[Records excerpted from a collection]
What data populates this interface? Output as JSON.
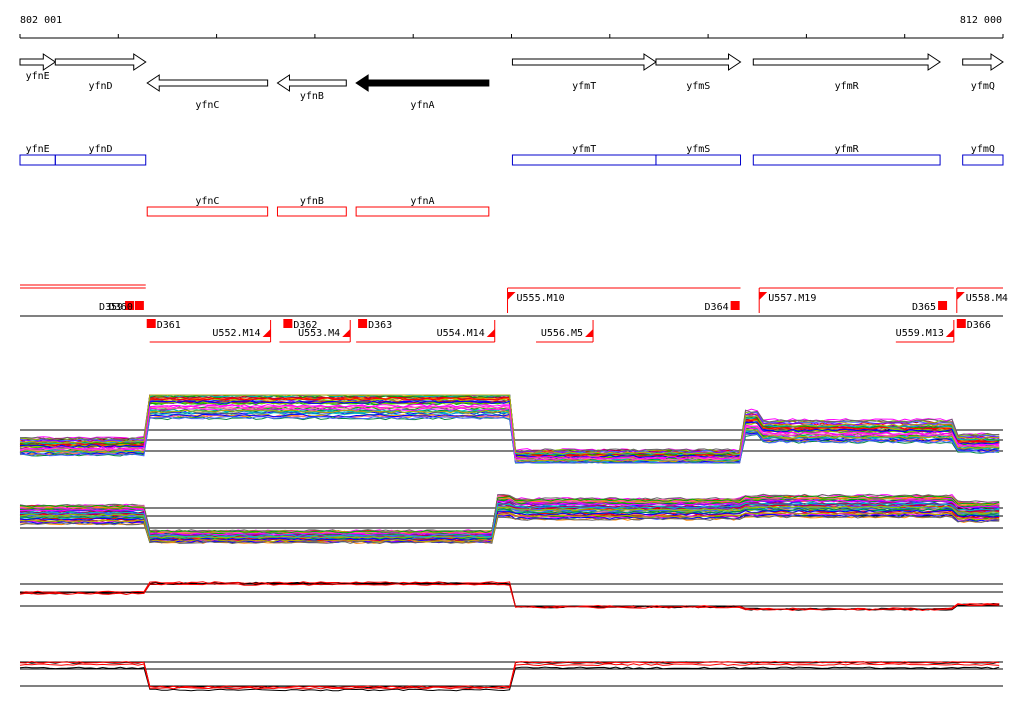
{
  "ruler": {
    "start_label": "802 001",
    "end_label": "812 000",
    "start_bp": 802001,
    "end_bp": 812000
  },
  "colors": {
    "gene_outline": "#000000",
    "gene_selected": "#000000",
    "operon_blue": "#0000cc",
    "transcript_red": "#ff0000",
    "baseline": "#000000"
  },
  "genes_arrows": [
    {
      "name": "yfnE",
      "start_bp": 802001,
      "end_bp": 802360,
      "strand": "+",
      "selected": false
    },
    {
      "name": "yfnD",
      "start_bp": 802360,
      "end_bp": 803280,
      "strand": "+",
      "selected": false
    },
    {
      "name": "yfnC",
      "start_bp": 803295,
      "end_bp": 804520,
      "strand": "-",
      "selected": false
    },
    {
      "name": "yfnB",
      "start_bp": 804620,
      "end_bp": 805320,
      "strand": "-",
      "selected": false
    },
    {
      "name": "yfnA",
      "start_bp": 805420,
      "end_bp": 806770,
      "strand": "-",
      "selected": true
    },
    {
      "name": "yfmT",
      "start_bp": 807010,
      "end_bp": 808470,
      "strand": "+",
      "selected": false
    },
    {
      "name": "yfmS",
      "start_bp": 808470,
      "end_bp": 809330,
      "strand": "+",
      "selected": false
    },
    {
      "name": "yfmR",
      "start_bp": 809460,
      "end_bp": 811360,
      "strand": "+",
      "selected": false
    },
    {
      "name": "yfmQ",
      "start_bp": 811590,
      "end_bp": 812000,
      "strand": "+",
      "selected": false
    }
  ],
  "operon_boxes_plus": [
    {
      "name": "yfnE",
      "start_bp": 802001,
      "end_bp": 802360
    },
    {
      "name": "yfnD",
      "start_bp": 802360,
      "end_bp": 803280
    },
    {
      "name": "yfmT",
      "start_bp": 807010,
      "end_bp": 808470
    },
    {
      "name": "yfmS",
      "start_bp": 808470,
      "end_bp": 809330
    },
    {
      "name": "yfmR",
      "start_bp": 809460,
      "end_bp": 811360
    },
    {
      "name": "yfmQ",
      "start_bp": 811590,
      "end_bp": 812000
    }
  ],
  "operon_boxes_minus": [
    {
      "name": "yfnC",
      "start_bp": 803295,
      "end_bp": 804520
    },
    {
      "name": "yfnB",
      "start_bp": 804620,
      "end_bp": 805320
    },
    {
      "name": "yfnA",
      "start_bp": 805420,
      "end_bp": 806770
    }
  ],
  "segments_top": [
    {
      "label": "U555.M10",
      "start_bp": 806960,
      "end_bp": 809330
    },
    {
      "label": "U557.M19",
      "start_bp": 809520,
      "end_bp": 811500
    },
    {
      "label": "U558.M4",
      "start_bp": 811530,
      "end_bp": 812000
    }
  ],
  "segments_bottom": [
    {
      "label": "U552.M14",
      "start_bp": 803320,
      "end_bp": 804550
    },
    {
      "label": "U553.M4",
      "start_bp": 804640,
      "end_bp": 805360
    },
    {
      "label": "U554.M14",
      "start_bp": 805420,
      "end_bp": 806830
    },
    {
      "label": "U556.M5",
      "start_bp": 807250,
      "end_bp": 807830
    },
    {
      "label": "U559.M13",
      "start_bp": 810910,
      "end_bp": 811500
    }
  ],
  "breakpoints_top": [
    {
      "label": "D359",
      "bp": 803100
    },
    {
      "label": "D360",
      "bp": 803200
    },
    {
      "label": "D364",
      "bp": 809260
    },
    {
      "label": "D365",
      "bp": 811370
    }
  ],
  "breakpoints_bottom": [
    {
      "label": "D361",
      "bp": 803290
    },
    {
      "label": "D362",
      "bp": 804680
    },
    {
      "label": "D363",
      "bp": 805440
    },
    {
      "label": "D366",
      "bp": 811530
    }
  ],
  "expression_panels": [
    {
      "id": "upper-multi",
      "profile": [
        [
          802001,
          0.25
        ],
        [
          803290,
          0.9
        ],
        [
          807000,
          0.1
        ],
        [
          809380,
          0.6
        ],
        [
          809520,
          0.48
        ],
        [
          811530,
          0.3
        ],
        [
          812000,
          0.25
        ]
      ],
      "colored": true
    },
    {
      "id": "lower-multi",
      "profile": [
        [
          802001,
          0.55
        ],
        [
          803290,
          0.15
        ],
        [
          806830,
          0.7
        ],
        [
          807000,
          0.65
        ],
        [
          809380,
          0.7
        ],
        [
          811530,
          0.6
        ],
        [
          812000,
          0.6
        ]
      ],
      "colored": true
    },
    {
      "id": "upper-pair",
      "profile": [
        [
          802001,
          0.5
        ],
        [
          803290,
          0.7
        ],
        [
          807000,
          0.2
        ],
        [
          809380,
          0.15
        ],
        [
          811530,
          0.25
        ],
        [
          812000,
          0.1
        ]
      ],
      "colored": false
    },
    {
      "id": "lower-pair",
      "profile": [
        [
          802001,
          0.75
        ],
        [
          803290,
          0.2
        ],
        [
          806830,
          0.2
        ],
        [
          807000,
          0.75
        ],
        [
          809380,
          0.75
        ],
        [
          812000,
          0.8
        ]
      ],
      "colored": false
    }
  ]
}
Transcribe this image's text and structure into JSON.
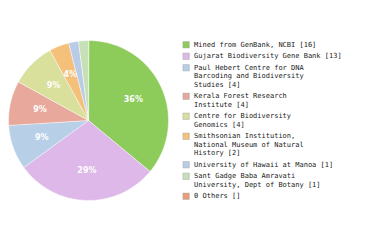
{
  "chart_data": {
    "type": "pie",
    "categories": [
      "Mined from GenBank, NCBI [16]",
      "Gujarat Biodiversity Gene Bank [13]",
      "Paul Hebert Centre for DNA\nBarcoding and Biodiversity\nStudies [4]",
      "Kerala Forest Research\nInstitute [4]",
      "Centre for Biodiversity\nGenomics [4]",
      "Smithsonian Institution,\nNational Museum of Natural\nHistory [2]",
      "University of Hawaii at Manoa [1]",
      "Sant Gadge Baba Amravati\nUniversity, Dept of Botany [1]",
      "0 Others []"
    ],
    "values": [
      36,
      29,
      9,
      9,
      9,
      4,
      2,
      2,
      0
    ],
    "value_labels": [
      "36%",
      "29%",
      "9%",
      "9%",
      "9%",
      "4%",
      null,
      null,
      null
    ],
    "colors": [
      "#8dcc5a",
      "#ddb8e8",
      "#b8cfe8",
      "#e8a89c",
      "#d8e09c",
      "#f5c07a",
      "#b8cce8",
      "#c8e0b8",
      "#e89c7a"
    ],
    "data_labels": true,
    "legend": "right"
  }
}
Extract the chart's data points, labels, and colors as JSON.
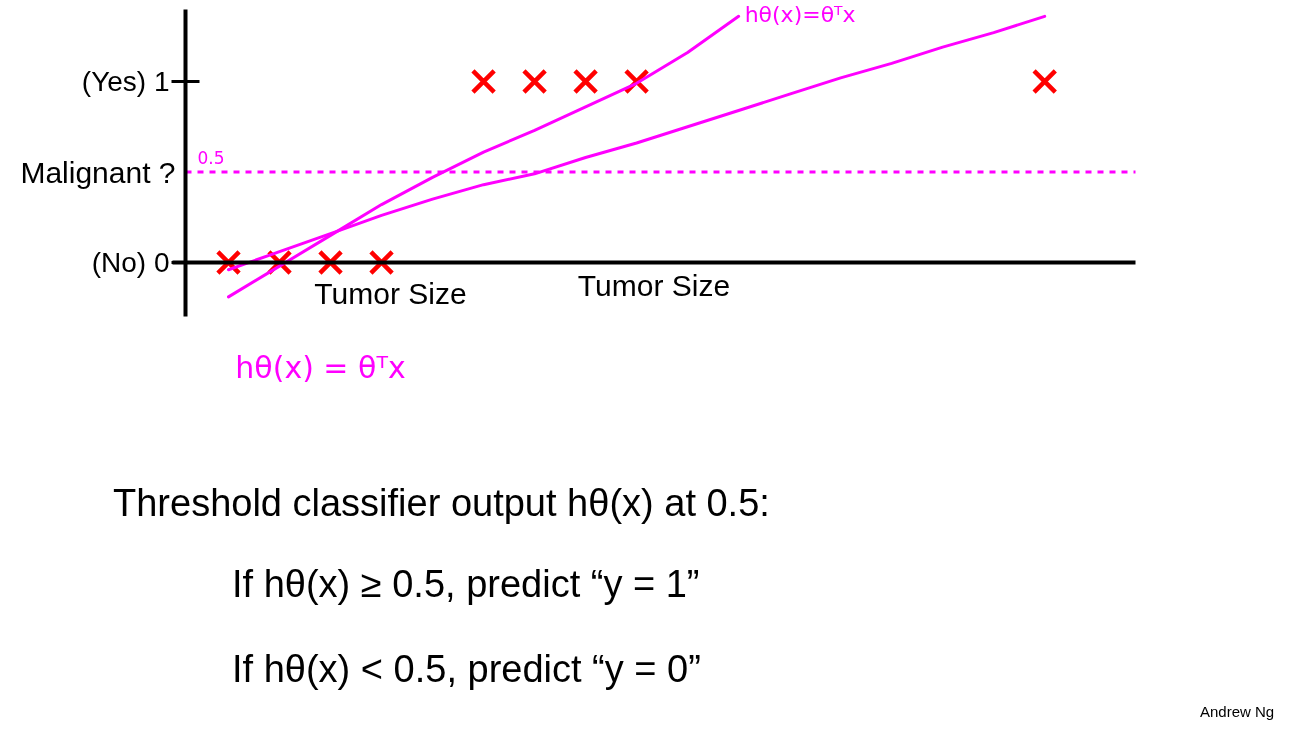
{
  "chart_data": {
    "type": "scatter",
    "xlabel": "Tumor Size",
    "ylabel": "Malignant ?",
    "categories": [
      null,
      null,
      null,
      null,
      null,
      null,
      null,
      null,
      null,
      null,
      null,
      null,
      null,
      null,
      null,
      null,
      null
    ],
    "ylim": [
      -0.3,
      1.4
    ],
    "yticks": [
      {
        "value": 0,
        "label": "(No) 0"
      },
      {
        "value": 1,
        "label": "(Yes) 1"
      }
    ],
    "tick_labels": "y",
    "series": [
      {
        "color": "#ff0000",
        "marker": "cross",
        "values": [
          0,
          0,
          0,
          0,
          null,
          1,
          1,
          1,
          1,
          null,
          null,
          null,
          null,
          null,
          null,
          null,
          1
        ]
      },
      {
        "type": "line",
        "name": "hθ(x)=θᵀx",
        "color": "#ff00ff",
        "values": [
          -0.19,
          -0.02,
          0.15,
          0.32,
          0.47,
          0.61,
          0.73,
          0.86,
          0.99,
          1.16,
          1.36,
          null,
          null,
          null,
          null,
          null,
          null
        ]
      },
      {
        "type": "line",
        "color": "#ff00ff",
        "values": [
          -0.04,
          0.06,
          0.16,
          0.26,
          0.35,
          0.43,
          0.49,
          0.58,
          0.66,
          0.75,
          0.84,
          0.93,
          1.02,
          1.1,
          1.19,
          1.27,
          1.36
        ]
      }
    ],
    "ref_lines": [
      {
        "axis": "y",
        "value": 0.5,
        "label": "0.5",
        "color": "#ff00ff",
        "line_style": "dashed"
      }
    ],
    "annotations": [
      "Tumor Size",
      "hθ(x) = θᵀx",
      "Threshold classifier output hθ(x) at 0.5:",
      "If hθ(x) ≥ 0.5, predict “y = 1”",
      "If hθ(x) < 0.5, predict “y = 0”",
      "Andrew Ng"
    ]
  }
}
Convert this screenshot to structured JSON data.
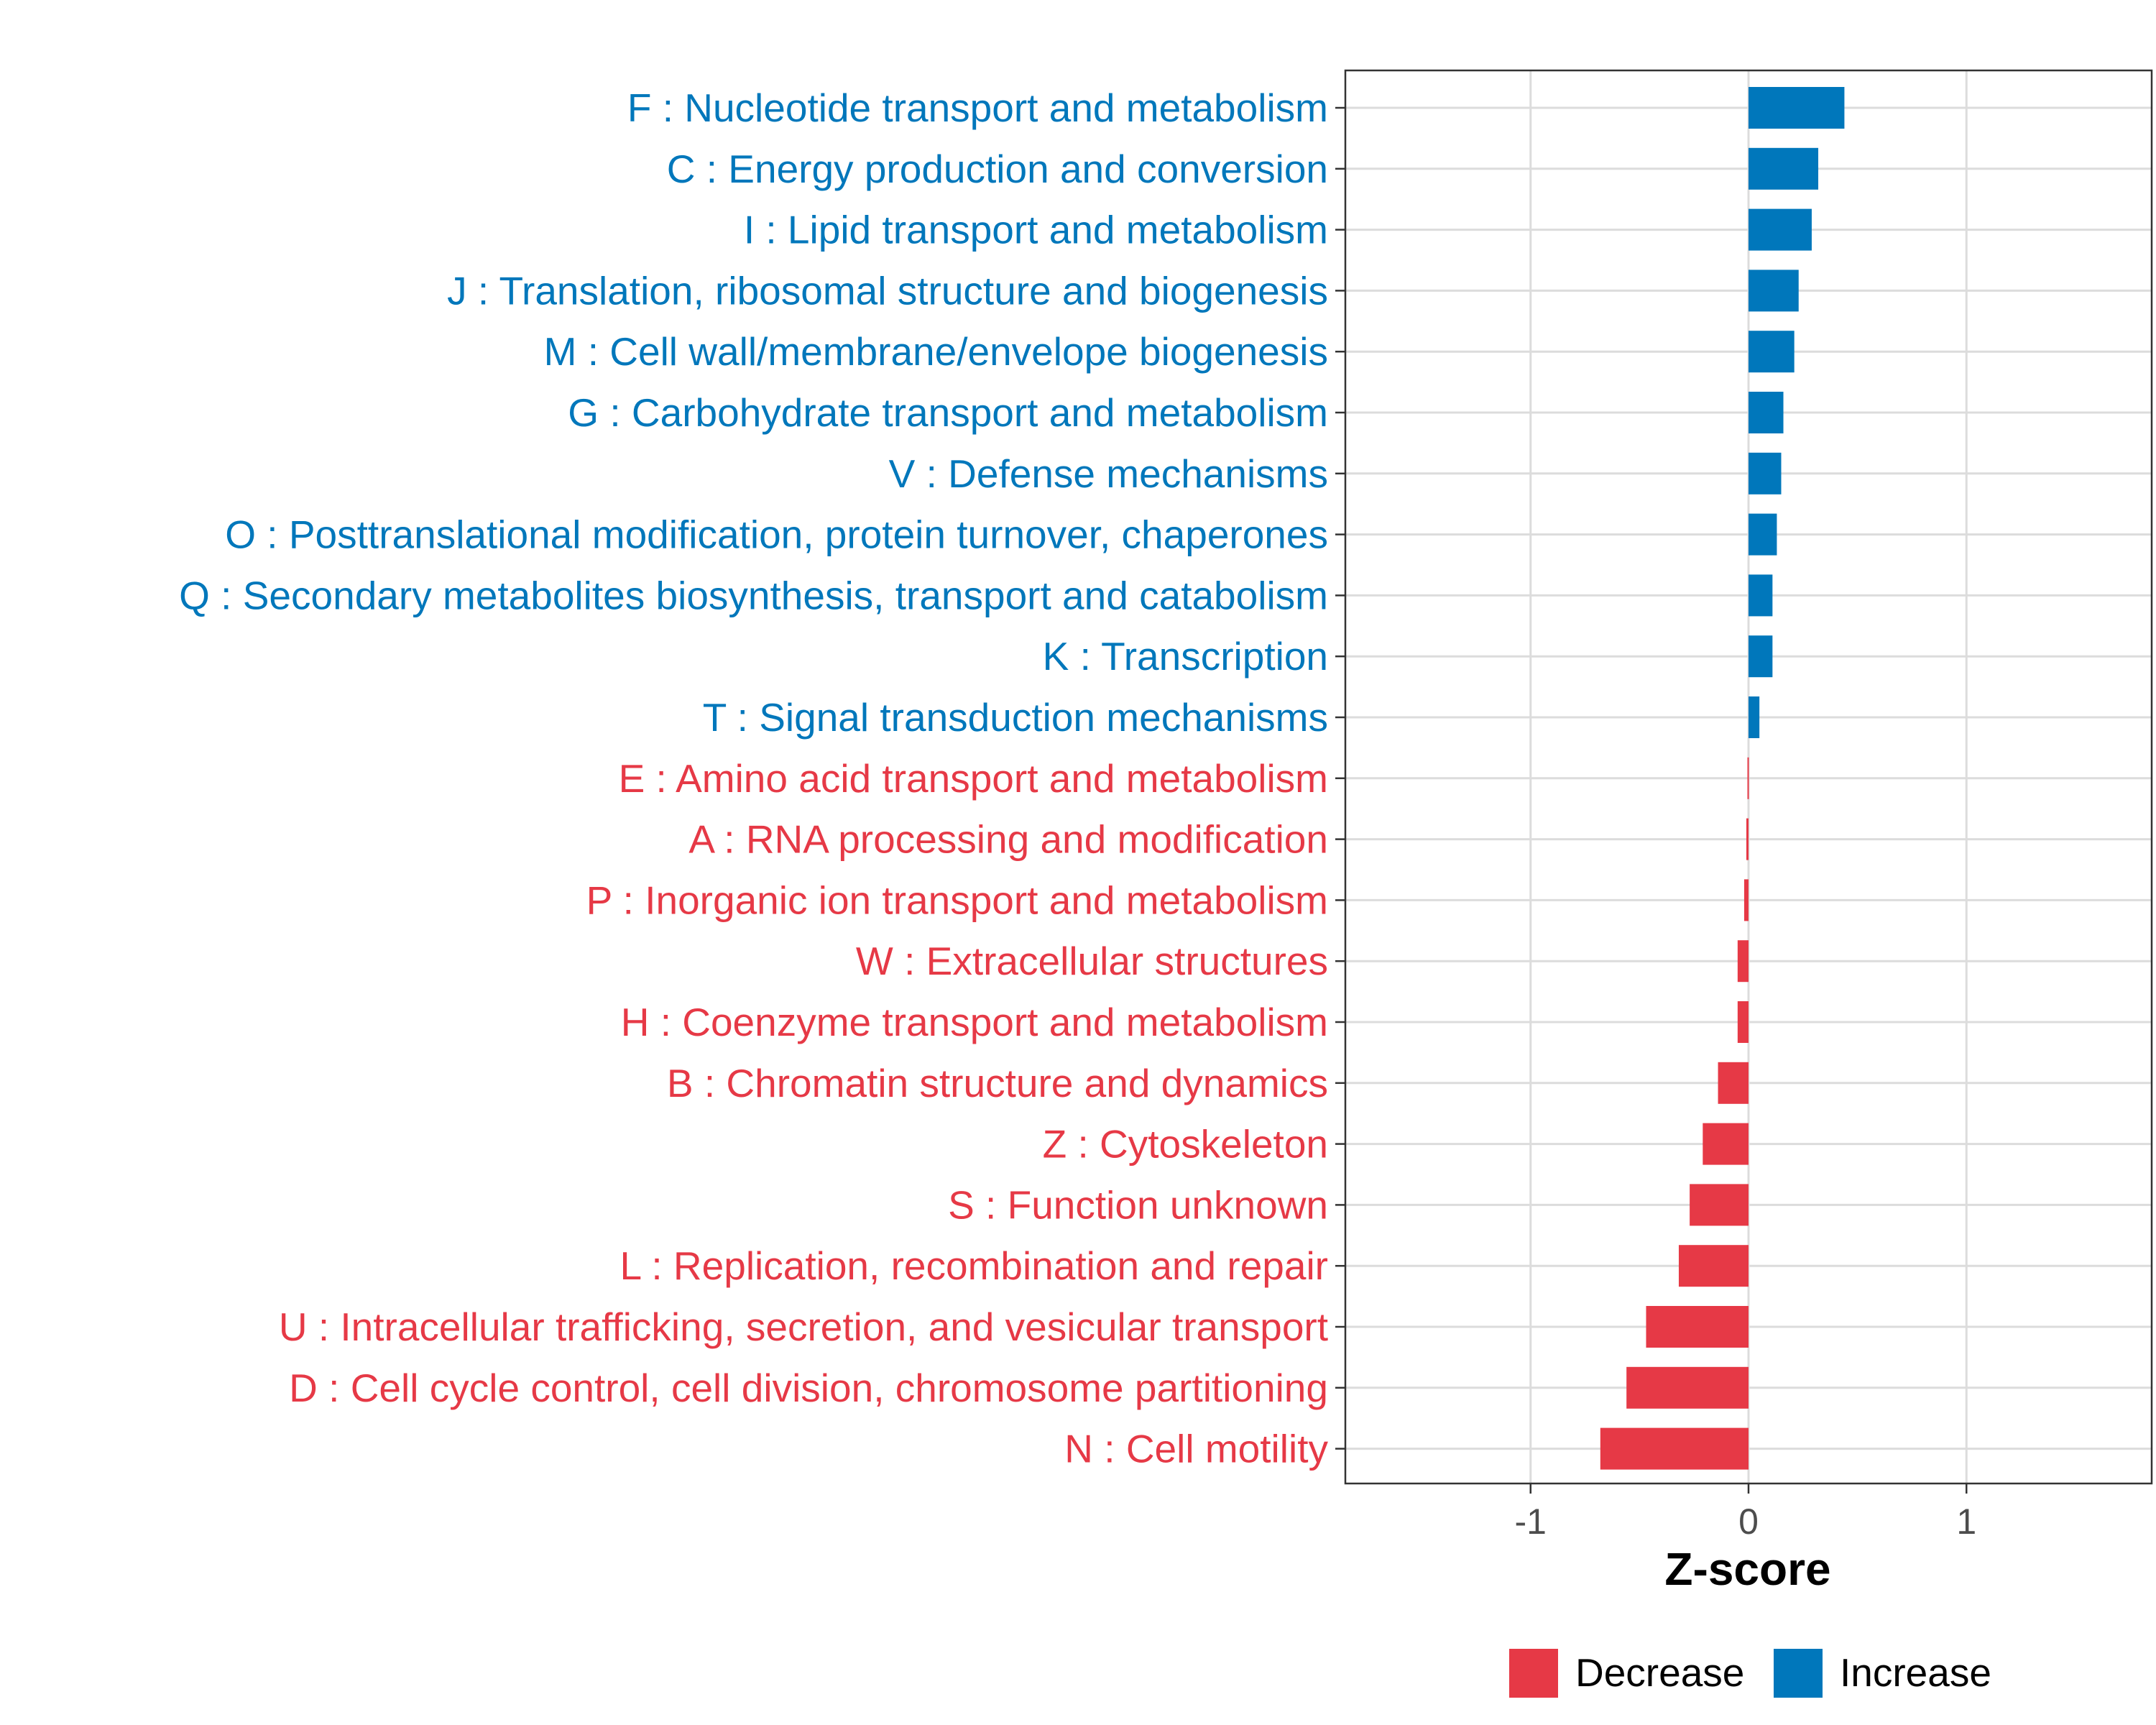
{
  "chart_data": {
    "type": "bar",
    "orientation": "horizontal",
    "title": "",
    "xlabel": "Z-score",
    "ylabel": "",
    "xlim": [
      -1.85,
      1.85
    ],
    "xticks": [
      -1,
      0,
      1
    ],
    "xtick_labels": [
      "-1",
      "0",
      "1"
    ],
    "grid": true,
    "legend_position": "bottom",
    "categories": [
      "F : Nucleotide transport and metabolism",
      "C : Energy production and conversion",
      "I : Lipid transport and metabolism",
      "J : Translation, ribosomal structure and biogenesis",
      "M : Cell wall/membrane/envelope biogenesis",
      "G : Carbohydrate transport and metabolism",
      "V : Defense mechanisms",
      "O : Posttranslational modification, protein turnover, chaperones",
      "Q : Secondary metabolites biosynthesis, transport and catabolism",
      "K : Transcription",
      "T : Signal transduction mechanisms",
      "E : Amino acid transport and metabolism",
      "A : RNA processing and modification",
      "P : Inorganic ion transport and metabolism",
      "W : Extracellular structures",
      "H : Coenzyme transport and metabolism",
      "B : Chromatin structure and dynamics",
      "Z : Cytoskeleton",
      "S : Function unknown",
      "L : Replication, recombination and repair",
      "U : Intracellular trafficking, secretion, and vesicular transport",
      "D : Cell cycle control, cell division, chromosome partitioning",
      "N : Cell motility"
    ],
    "values": [
      0.44,
      0.32,
      0.29,
      0.23,
      0.21,
      0.16,
      0.15,
      0.13,
      0.11,
      0.11,
      0.05,
      -0.005,
      -0.01,
      -0.02,
      -0.05,
      -0.05,
      -0.14,
      -0.21,
      -0.27,
      -0.32,
      -0.47,
      -0.56,
      -0.68
    ],
    "groups": [
      "Increase",
      "Increase",
      "Increase",
      "Increase",
      "Increase",
      "Increase",
      "Increase",
      "Increase",
      "Increase",
      "Increase",
      "Increase",
      "Decrease",
      "Decrease",
      "Decrease",
      "Decrease",
      "Decrease",
      "Decrease",
      "Decrease",
      "Decrease",
      "Decrease",
      "Decrease",
      "Decrease",
      "Decrease"
    ],
    "legend": [
      {
        "name": "Decrease",
        "color": "#E63946"
      },
      {
        "name": "Increase",
        "color": "#0077BB"
      }
    ]
  }
}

WORK TO COMPLETE ▸ Whenever the string "this" occurs in a line of the entries above, copy that line.

TASK ANSWER ▸
What data populates this interface? Output as JSON.
Transcribe this image's text and structure into JSON.
Convert this screenshot to structured JSON data.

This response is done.